PROBLEM REQUIREMENTS:
What number of lines in the material contain the word "author"? Give that number alone.

STORED DATA:
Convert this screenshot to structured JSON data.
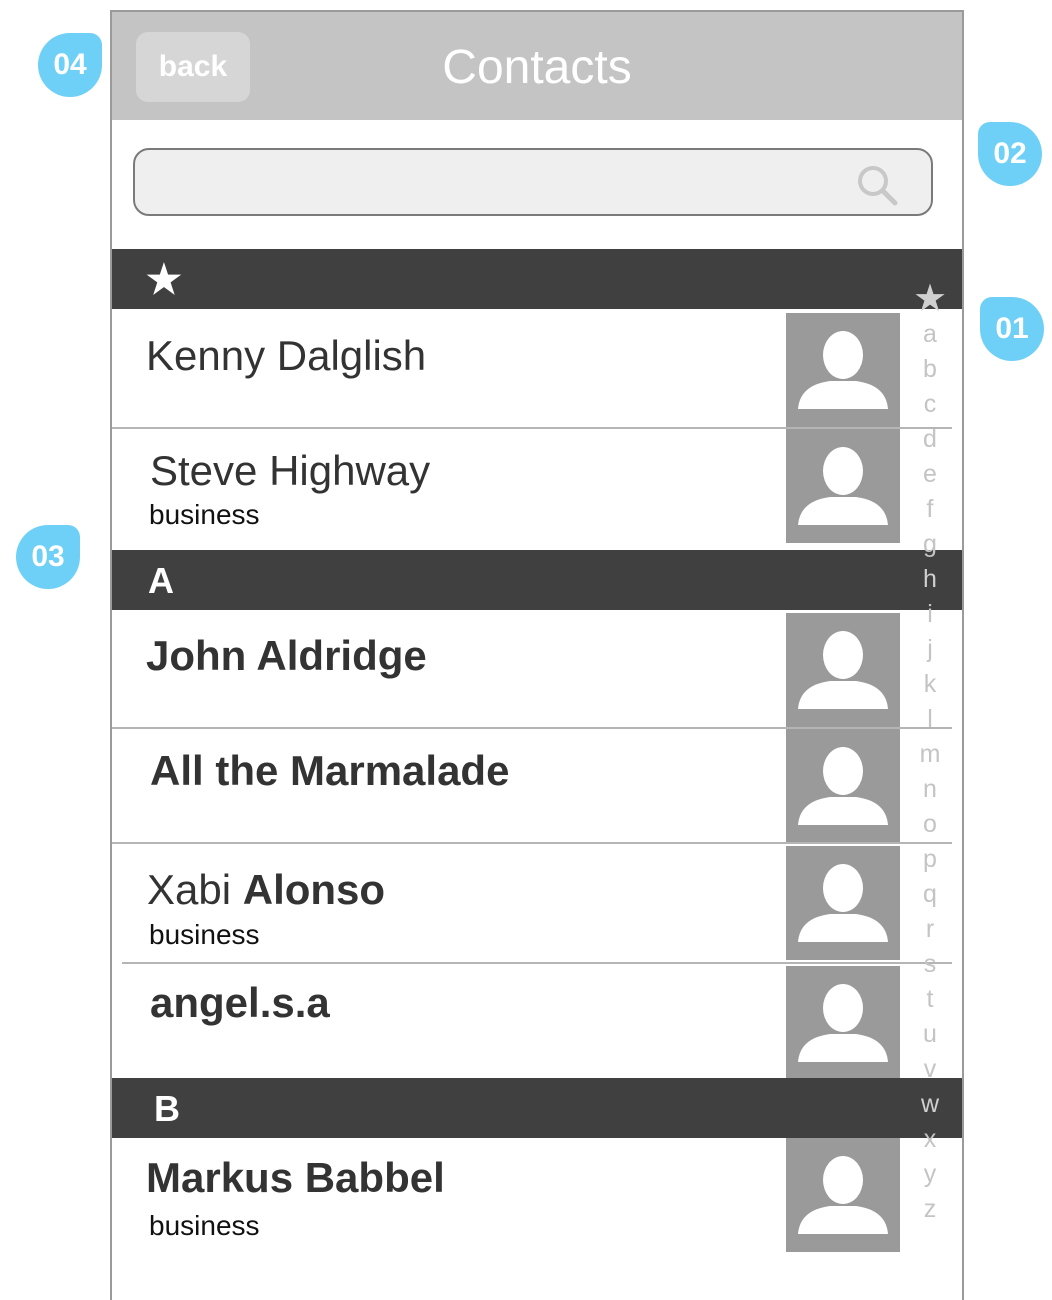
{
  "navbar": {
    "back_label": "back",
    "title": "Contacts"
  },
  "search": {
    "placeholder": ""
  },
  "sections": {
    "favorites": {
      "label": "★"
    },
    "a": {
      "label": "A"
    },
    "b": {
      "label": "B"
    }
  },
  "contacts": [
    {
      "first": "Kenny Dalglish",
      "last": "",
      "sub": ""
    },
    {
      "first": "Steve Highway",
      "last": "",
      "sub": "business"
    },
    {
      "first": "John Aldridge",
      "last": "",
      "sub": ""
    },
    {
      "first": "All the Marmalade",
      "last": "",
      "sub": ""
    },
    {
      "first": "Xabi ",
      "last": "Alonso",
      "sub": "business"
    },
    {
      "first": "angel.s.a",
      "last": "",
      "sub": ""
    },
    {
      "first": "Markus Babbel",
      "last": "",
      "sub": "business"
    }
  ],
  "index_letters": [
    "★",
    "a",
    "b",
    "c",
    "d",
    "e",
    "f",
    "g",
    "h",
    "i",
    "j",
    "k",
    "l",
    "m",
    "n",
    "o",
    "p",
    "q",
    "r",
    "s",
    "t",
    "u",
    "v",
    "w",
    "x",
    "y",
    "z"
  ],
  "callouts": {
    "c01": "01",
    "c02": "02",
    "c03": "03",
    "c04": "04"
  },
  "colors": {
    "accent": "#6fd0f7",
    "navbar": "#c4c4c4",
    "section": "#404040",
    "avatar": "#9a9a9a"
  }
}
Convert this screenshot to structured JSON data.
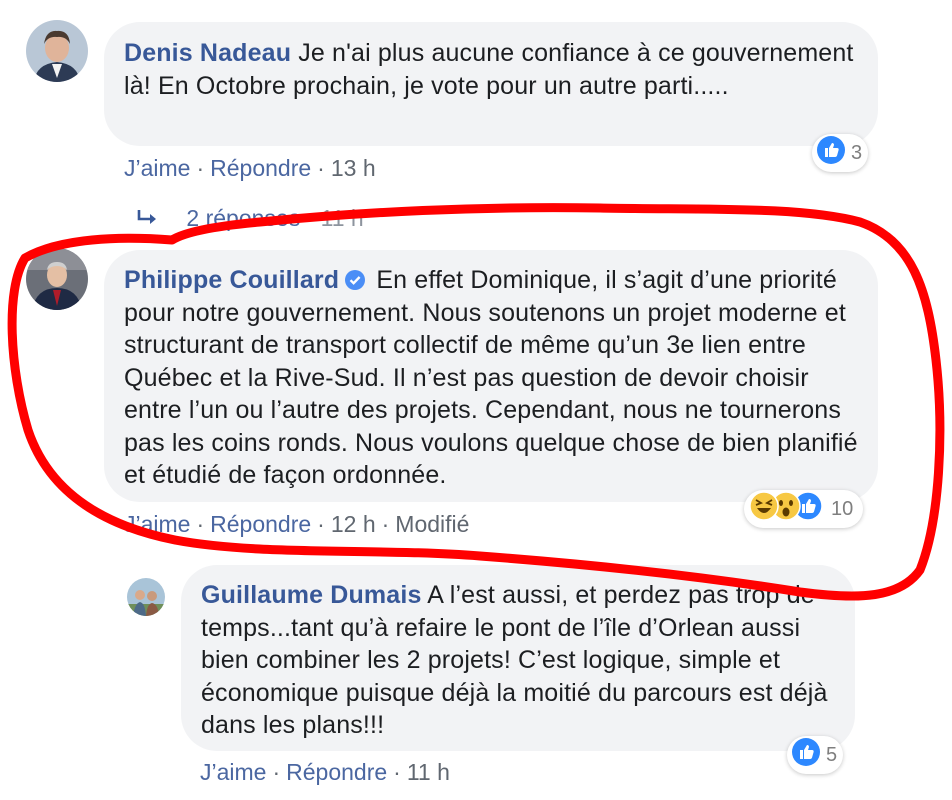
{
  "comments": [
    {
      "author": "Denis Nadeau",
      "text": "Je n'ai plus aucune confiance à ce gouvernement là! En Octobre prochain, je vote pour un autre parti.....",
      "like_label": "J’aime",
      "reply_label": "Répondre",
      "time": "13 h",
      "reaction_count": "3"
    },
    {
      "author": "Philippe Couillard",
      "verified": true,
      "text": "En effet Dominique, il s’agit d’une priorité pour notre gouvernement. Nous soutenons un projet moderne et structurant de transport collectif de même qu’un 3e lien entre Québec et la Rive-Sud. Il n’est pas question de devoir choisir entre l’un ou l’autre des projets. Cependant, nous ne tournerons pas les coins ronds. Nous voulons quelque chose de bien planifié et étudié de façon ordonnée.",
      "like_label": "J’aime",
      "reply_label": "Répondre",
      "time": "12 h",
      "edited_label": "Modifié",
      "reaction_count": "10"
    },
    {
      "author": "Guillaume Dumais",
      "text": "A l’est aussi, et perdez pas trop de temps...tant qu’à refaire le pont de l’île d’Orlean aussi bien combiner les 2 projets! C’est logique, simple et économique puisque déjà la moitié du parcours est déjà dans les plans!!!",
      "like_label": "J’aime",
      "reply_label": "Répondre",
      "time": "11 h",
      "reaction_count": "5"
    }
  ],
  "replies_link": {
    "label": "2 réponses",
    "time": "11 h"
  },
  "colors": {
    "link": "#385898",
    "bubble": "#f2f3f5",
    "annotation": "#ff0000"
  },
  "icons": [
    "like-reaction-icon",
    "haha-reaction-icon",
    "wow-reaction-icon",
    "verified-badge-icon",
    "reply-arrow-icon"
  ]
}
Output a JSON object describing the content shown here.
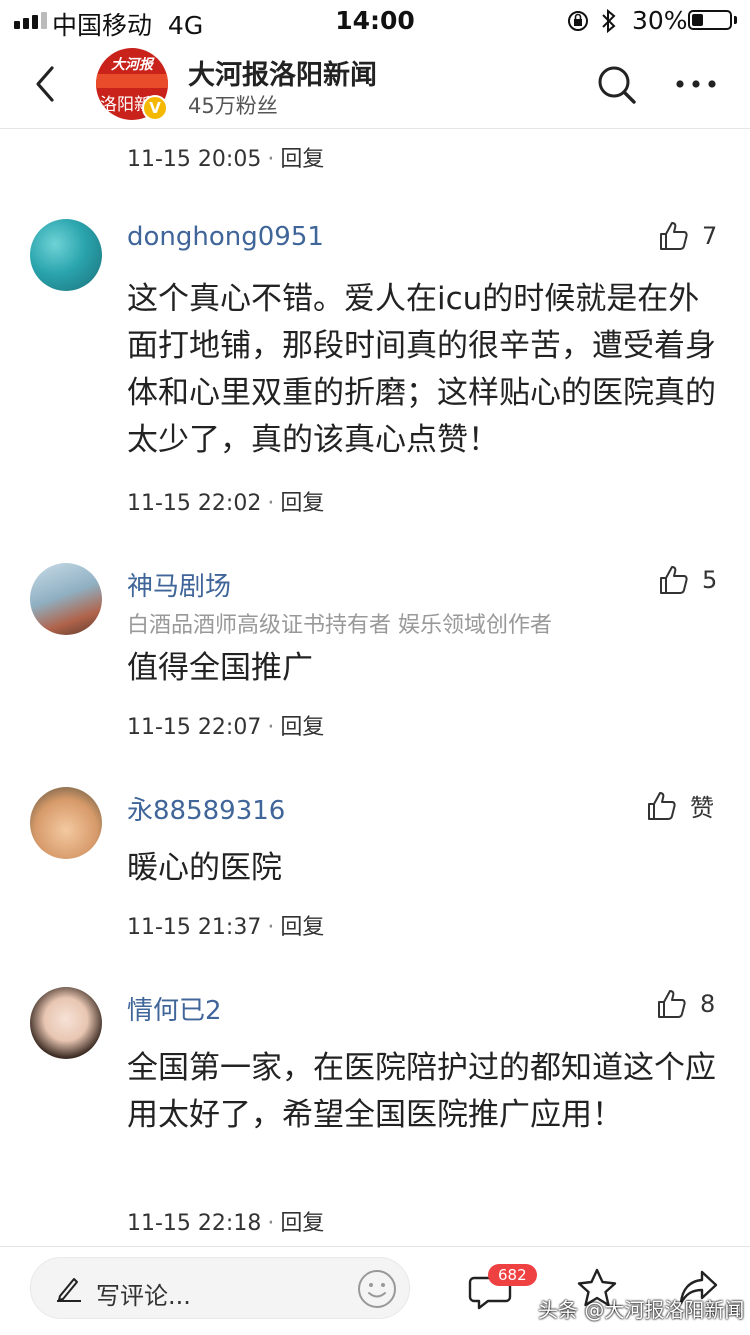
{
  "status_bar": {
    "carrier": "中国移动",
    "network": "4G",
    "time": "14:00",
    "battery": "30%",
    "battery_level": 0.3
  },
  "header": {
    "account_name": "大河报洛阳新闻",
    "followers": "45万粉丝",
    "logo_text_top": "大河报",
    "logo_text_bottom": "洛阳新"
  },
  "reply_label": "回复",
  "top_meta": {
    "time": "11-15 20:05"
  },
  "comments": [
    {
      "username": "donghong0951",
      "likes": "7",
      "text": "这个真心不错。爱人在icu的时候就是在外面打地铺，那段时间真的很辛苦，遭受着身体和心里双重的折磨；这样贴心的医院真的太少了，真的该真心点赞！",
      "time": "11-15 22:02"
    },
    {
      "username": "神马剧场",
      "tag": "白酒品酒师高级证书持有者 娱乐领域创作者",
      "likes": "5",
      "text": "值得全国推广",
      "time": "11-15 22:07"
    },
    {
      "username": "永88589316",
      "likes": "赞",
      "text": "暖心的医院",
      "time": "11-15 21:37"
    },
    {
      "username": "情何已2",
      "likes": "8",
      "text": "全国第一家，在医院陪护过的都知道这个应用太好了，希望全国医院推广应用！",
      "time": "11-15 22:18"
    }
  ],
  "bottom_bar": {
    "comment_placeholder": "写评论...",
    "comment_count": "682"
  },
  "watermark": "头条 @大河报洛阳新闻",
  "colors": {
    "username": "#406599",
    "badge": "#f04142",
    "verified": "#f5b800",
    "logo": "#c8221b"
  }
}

EXERCISE RESULT:
3